» **Dataset extract**
* start *
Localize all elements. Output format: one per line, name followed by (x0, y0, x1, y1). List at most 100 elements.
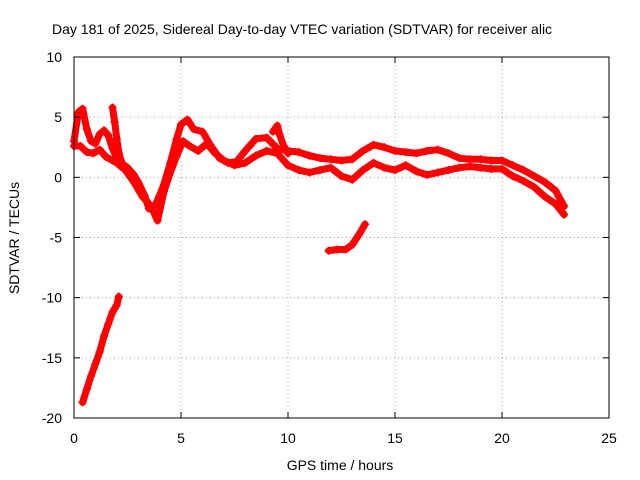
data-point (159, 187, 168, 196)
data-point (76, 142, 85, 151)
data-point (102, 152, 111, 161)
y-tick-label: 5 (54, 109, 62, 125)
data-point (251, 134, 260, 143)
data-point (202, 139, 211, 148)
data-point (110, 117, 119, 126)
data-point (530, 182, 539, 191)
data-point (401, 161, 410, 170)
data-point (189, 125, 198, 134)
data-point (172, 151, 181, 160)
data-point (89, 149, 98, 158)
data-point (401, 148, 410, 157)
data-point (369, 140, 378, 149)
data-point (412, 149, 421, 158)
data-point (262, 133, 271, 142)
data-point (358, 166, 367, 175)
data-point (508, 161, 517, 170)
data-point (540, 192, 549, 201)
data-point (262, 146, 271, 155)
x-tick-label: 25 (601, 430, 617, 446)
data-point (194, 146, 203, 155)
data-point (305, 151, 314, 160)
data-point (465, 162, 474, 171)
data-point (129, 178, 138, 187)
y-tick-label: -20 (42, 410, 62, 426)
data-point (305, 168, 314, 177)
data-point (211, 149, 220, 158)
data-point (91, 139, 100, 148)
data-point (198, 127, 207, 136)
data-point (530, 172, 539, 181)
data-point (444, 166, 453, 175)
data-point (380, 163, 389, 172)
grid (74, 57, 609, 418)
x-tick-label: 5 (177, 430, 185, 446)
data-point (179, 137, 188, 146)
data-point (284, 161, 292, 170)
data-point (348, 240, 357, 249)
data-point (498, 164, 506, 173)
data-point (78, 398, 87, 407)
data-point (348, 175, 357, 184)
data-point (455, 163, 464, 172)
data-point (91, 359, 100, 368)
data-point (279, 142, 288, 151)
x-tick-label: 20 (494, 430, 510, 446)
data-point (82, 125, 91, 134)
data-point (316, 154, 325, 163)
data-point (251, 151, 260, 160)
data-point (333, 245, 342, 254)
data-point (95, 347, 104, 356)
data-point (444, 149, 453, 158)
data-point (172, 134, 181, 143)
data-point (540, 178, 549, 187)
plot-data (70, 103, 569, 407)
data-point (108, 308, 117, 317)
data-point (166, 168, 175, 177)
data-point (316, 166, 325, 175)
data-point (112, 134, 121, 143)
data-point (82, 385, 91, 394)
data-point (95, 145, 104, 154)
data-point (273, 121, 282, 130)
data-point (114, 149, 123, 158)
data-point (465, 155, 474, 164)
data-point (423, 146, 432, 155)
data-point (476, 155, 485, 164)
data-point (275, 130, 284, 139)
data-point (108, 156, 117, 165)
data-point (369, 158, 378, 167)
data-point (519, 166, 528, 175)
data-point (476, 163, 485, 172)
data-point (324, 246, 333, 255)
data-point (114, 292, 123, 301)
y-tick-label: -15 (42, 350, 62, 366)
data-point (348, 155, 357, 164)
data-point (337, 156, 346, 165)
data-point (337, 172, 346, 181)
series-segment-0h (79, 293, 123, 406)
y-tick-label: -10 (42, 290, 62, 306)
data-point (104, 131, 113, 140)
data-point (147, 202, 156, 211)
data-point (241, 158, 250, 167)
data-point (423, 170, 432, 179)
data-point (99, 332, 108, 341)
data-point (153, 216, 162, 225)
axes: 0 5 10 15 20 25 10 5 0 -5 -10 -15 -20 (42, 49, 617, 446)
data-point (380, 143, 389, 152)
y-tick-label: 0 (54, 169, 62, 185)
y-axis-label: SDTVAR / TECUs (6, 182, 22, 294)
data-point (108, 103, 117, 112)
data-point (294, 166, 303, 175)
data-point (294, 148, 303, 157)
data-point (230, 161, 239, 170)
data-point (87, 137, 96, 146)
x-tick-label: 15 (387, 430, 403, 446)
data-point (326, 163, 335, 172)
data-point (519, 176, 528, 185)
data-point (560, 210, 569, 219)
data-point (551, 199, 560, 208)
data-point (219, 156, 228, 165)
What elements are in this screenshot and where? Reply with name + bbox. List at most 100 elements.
* end *
» **Requirement**
Copy the material from the line containing "data-point (159, 187, 168, 196)" through the line containing "data-point (401, 161, 410, 170)", changing "data-point" to "point" and leaving everything else the same.

» **Response**
point (159, 187, 168, 196)
point (76, 142, 85, 151)
point (102, 152, 111, 161)
y-tick-label: 5 (54, 109, 62, 125)
point (251, 134, 260, 143)
point (202, 139, 211, 148)
point (110, 117, 119, 126)
point (530, 182, 539, 191)
point (401, 161, 410, 170)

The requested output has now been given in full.